- Records for processing -
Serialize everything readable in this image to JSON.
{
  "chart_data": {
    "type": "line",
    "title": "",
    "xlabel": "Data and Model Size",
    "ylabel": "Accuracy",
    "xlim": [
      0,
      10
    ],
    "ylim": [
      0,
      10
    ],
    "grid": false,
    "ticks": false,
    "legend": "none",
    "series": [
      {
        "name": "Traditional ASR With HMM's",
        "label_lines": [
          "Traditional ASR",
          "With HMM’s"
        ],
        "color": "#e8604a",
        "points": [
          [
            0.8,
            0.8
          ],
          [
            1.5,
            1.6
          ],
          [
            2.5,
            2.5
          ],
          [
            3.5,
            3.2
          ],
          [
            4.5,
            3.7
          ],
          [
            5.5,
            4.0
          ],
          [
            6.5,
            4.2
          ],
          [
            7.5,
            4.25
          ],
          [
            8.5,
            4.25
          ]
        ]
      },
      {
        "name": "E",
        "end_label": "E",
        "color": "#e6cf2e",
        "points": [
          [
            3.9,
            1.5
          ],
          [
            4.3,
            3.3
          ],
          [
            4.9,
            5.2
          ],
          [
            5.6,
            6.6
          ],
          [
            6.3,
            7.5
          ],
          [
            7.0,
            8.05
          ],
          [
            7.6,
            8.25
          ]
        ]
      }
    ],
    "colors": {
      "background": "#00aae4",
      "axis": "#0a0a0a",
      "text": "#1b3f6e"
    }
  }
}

- Given task -
Output all records verbatim.

- The response -
Serialize everything readable in this image to JSON.
{
  "chart_data": {
    "type": "line",
    "title": "",
    "xlabel": "Data and Model Size",
    "ylabel": "Accuracy",
    "xlim": [
      0,
      10
    ],
    "ylim": [
      0,
      10
    ],
    "grid": false,
    "ticks": false,
    "legend": "none",
    "series": [
      {
        "name": "Traditional ASR With HMM's",
        "label_lines": [
          "Traditional ASR",
          "With HMM’s"
        ],
        "color": "#e8604a",
        "points": [
          [
            0.8,
            0.8
          ],
          [
            1.5,
            1.6
          ],
          [
            2.5,
            2.5
          ],
          [
            3.5,
            3.2
          ],
          [
            4.5,
            3.7
          ],
          [
            5.5,
            4.0
          ],
          [
            6.5,
            4.2
          ],
          [
            7.5,
            4.25
          ],
          [
            8.5,
            4.25
          ]
        ]
      },
      {
        "name": "E",
        "end_label": "E",
        "color": "#e6cf2e",
        "points": [
          [
            3.9,
            1.5
          ],
          [
            4.3,
            3.3
          ],
          [
            4.9,
            5.2
          ],
          [
            5.6,
            6.6
          ],
          [
            6.3,
            7.5
          ],
          [
            7.0,
            8.05
          ],
          [
            7.6,
            8.25
          ]
        ]
      }
    ],
    "colors": {
      "background": "#00aae4",
      "axis": "#0a0a0a",
      "text": "#1b3f6e"
    }
  }
}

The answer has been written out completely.